Do this = Report each line of the data that has "title" somewhere in it.

Entries provided =
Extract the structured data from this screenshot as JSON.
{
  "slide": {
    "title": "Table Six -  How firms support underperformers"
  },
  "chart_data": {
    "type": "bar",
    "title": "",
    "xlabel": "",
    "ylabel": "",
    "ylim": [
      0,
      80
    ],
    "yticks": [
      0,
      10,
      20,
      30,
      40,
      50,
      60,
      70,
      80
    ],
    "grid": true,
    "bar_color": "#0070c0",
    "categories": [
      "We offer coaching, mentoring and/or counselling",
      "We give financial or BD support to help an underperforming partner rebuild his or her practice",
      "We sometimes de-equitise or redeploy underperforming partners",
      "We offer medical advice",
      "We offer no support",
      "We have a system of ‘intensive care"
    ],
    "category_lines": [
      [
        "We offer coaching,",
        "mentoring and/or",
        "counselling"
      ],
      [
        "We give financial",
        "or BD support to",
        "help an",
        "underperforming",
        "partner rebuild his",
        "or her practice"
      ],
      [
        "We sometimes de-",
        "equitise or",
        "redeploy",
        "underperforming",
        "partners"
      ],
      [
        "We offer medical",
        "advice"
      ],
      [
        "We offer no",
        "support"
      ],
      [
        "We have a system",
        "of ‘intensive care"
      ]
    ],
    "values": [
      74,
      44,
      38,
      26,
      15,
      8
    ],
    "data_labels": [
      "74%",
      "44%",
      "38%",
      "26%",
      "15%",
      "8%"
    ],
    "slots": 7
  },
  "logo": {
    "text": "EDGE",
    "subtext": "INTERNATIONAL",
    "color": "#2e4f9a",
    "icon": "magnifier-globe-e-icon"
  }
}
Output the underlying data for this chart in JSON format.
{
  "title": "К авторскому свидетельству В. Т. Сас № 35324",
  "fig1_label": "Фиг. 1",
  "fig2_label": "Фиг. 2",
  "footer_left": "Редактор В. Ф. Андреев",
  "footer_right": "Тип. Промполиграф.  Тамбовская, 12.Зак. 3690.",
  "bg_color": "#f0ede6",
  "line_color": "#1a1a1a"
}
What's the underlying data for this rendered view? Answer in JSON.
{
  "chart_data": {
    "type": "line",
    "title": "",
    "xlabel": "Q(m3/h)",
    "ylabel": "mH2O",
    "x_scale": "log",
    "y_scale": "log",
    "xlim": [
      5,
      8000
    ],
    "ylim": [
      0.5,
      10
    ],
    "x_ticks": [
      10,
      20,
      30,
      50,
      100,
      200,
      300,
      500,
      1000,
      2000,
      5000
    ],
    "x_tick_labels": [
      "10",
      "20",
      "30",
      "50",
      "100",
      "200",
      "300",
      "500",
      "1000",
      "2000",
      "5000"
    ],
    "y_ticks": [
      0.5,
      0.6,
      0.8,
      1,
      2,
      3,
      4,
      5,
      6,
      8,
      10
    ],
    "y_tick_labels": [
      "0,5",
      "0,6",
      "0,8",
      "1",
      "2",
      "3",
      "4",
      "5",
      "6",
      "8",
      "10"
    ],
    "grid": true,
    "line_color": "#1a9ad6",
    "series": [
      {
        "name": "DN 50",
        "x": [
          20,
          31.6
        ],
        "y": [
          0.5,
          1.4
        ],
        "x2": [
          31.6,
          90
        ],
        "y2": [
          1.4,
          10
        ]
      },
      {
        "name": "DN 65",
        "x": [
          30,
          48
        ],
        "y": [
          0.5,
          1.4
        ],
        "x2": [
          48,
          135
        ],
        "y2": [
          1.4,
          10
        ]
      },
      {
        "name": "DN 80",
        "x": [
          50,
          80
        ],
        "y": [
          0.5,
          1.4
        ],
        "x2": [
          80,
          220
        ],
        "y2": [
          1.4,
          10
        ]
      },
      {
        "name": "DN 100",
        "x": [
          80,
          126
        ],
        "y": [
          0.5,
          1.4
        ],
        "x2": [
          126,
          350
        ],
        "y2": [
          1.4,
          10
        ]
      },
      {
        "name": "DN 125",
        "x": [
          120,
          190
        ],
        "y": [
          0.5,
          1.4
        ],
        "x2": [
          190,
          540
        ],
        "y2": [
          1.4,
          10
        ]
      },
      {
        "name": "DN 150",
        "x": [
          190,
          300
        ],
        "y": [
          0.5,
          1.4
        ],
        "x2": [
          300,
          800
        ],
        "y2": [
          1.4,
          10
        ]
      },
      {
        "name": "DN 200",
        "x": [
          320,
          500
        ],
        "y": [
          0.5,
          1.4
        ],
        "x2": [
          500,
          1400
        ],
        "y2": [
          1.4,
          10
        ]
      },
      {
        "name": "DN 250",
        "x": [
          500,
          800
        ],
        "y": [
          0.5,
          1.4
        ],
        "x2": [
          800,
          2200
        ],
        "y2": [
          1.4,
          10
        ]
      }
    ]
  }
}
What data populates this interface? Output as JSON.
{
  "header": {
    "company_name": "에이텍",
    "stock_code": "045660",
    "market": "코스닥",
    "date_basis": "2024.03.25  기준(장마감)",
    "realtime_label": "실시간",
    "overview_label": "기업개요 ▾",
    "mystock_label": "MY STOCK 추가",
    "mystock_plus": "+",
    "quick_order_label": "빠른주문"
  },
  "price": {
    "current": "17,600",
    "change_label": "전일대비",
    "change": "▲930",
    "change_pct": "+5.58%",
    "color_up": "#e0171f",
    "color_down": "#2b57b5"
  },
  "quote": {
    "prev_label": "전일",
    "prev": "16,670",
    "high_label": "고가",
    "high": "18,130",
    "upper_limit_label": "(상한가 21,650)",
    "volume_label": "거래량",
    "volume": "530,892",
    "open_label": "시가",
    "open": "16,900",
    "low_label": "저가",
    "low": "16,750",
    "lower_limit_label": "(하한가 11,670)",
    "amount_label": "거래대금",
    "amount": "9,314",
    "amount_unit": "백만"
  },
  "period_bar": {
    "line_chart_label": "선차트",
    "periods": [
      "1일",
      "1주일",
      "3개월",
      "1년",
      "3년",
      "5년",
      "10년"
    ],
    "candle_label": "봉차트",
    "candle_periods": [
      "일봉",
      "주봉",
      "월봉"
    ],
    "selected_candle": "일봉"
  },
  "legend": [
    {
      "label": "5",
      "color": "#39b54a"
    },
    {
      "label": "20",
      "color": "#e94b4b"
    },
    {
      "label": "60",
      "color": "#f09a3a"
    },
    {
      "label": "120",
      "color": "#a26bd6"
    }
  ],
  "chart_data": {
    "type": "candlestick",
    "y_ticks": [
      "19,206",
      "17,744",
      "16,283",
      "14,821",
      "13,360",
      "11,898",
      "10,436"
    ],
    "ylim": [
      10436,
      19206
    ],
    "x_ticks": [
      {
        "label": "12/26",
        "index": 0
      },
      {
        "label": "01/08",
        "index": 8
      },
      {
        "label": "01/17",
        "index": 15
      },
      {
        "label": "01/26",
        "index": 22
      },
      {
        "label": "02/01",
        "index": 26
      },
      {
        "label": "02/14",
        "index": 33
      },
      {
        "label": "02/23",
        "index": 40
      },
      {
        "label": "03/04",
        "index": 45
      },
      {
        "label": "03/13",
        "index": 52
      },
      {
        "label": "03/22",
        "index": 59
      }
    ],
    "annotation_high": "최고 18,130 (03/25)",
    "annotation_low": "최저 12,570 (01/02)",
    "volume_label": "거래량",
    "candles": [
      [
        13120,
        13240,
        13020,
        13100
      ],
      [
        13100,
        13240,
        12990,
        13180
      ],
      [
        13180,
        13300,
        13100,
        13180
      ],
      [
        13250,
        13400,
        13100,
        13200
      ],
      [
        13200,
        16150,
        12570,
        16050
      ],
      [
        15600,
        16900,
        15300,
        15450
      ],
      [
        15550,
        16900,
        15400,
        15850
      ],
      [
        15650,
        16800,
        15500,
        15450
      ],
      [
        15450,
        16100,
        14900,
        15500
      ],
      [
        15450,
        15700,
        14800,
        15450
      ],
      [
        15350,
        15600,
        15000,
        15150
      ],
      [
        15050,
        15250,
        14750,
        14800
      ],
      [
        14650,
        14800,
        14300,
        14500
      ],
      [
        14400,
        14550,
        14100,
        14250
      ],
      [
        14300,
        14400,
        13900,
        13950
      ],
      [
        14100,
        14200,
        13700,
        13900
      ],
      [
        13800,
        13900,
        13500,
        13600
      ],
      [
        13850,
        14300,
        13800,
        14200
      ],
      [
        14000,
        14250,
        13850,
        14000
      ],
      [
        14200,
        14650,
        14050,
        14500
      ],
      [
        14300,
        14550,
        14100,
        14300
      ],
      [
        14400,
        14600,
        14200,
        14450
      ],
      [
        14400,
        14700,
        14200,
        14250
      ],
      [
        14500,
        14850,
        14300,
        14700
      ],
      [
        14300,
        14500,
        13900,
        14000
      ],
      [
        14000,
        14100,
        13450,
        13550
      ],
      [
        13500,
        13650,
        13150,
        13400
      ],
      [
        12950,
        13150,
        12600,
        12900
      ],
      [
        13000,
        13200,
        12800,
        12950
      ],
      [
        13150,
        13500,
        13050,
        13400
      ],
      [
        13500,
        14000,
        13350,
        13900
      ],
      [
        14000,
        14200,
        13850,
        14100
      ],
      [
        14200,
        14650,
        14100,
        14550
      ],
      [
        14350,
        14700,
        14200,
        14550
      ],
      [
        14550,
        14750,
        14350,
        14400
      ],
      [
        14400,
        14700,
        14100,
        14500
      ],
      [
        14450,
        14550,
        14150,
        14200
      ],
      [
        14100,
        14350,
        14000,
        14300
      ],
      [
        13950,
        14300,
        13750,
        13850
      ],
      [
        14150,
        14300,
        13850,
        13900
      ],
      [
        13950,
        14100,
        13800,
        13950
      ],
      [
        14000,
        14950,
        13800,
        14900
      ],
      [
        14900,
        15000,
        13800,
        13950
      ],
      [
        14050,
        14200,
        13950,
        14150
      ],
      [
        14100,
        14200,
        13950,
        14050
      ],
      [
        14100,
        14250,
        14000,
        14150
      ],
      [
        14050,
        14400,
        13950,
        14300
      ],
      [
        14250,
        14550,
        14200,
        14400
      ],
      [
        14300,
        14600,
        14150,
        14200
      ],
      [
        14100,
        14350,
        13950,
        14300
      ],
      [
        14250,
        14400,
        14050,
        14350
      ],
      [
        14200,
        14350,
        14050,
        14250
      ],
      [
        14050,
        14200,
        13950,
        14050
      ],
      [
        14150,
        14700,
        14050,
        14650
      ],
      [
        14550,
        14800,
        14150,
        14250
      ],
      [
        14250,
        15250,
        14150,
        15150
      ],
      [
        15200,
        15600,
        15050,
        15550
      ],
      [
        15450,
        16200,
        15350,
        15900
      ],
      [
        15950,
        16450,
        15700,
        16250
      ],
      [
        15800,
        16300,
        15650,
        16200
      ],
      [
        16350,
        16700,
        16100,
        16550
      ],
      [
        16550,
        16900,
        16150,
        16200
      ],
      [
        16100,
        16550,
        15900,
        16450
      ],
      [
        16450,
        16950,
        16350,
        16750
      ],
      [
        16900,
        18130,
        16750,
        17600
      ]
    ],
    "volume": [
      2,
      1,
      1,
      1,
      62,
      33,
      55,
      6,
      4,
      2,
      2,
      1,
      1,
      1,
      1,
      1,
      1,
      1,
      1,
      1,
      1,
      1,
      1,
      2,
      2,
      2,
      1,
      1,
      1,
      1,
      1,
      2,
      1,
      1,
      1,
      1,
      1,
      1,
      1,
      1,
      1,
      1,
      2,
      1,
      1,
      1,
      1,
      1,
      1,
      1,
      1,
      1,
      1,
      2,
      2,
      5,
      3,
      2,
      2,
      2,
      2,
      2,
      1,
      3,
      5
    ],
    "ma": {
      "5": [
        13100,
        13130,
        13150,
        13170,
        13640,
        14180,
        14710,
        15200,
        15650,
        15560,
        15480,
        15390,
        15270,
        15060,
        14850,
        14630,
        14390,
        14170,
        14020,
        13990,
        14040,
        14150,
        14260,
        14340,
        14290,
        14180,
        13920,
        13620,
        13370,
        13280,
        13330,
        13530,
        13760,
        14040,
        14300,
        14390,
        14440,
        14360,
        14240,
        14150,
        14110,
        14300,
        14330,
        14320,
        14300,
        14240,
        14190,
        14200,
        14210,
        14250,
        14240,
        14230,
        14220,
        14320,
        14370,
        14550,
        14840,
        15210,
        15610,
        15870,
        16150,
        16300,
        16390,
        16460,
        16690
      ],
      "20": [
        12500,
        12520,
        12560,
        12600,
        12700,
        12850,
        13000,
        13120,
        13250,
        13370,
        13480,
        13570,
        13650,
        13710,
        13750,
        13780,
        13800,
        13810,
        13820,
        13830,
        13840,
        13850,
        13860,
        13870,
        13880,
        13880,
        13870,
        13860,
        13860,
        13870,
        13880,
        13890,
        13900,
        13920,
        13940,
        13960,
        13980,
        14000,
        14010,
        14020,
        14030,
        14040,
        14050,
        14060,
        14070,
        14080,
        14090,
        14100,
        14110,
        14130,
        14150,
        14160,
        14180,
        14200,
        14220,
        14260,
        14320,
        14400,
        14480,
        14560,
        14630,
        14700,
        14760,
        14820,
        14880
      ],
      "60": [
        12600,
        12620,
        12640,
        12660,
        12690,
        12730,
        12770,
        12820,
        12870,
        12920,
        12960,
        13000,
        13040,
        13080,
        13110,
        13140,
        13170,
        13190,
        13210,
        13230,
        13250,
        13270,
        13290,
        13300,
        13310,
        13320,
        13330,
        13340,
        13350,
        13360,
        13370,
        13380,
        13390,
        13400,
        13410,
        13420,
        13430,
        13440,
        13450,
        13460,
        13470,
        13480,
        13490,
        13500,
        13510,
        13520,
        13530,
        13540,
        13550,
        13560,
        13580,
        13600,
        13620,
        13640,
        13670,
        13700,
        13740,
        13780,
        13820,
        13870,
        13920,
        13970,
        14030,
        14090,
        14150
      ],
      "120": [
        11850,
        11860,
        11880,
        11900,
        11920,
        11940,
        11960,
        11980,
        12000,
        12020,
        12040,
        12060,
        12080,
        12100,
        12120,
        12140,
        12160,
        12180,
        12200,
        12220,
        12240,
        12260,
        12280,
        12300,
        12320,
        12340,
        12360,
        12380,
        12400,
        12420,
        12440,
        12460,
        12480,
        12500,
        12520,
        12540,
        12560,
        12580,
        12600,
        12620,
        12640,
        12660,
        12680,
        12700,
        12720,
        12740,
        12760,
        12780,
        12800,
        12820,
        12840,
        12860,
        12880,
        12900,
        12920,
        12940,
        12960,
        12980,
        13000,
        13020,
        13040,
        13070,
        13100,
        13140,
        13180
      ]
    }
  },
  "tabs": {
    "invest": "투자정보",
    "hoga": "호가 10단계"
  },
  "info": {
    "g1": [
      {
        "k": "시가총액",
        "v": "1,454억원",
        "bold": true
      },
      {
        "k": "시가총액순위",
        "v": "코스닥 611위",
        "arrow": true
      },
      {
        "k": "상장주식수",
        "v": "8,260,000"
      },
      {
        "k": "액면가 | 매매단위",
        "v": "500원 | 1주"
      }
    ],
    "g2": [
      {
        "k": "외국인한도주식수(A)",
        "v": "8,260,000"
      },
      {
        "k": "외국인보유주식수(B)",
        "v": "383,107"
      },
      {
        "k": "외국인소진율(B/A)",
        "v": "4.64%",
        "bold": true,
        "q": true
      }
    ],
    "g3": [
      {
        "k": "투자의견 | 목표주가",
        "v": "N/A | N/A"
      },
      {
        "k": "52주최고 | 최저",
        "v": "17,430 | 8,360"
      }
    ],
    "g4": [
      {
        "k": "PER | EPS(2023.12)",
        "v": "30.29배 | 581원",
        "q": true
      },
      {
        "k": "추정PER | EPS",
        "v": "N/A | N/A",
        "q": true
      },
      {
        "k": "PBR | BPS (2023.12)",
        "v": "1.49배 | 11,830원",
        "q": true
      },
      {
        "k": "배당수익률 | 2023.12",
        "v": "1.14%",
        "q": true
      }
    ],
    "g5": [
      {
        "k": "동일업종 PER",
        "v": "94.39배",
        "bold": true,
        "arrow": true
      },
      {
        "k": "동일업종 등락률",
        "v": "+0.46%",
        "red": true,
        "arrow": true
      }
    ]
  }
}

Output =
    "title": "Table Six -  How firms support underperformers"
    "title": "",
  "title": "К авторскому свидетельству В. Т. Сас № 35324",
    "title": "",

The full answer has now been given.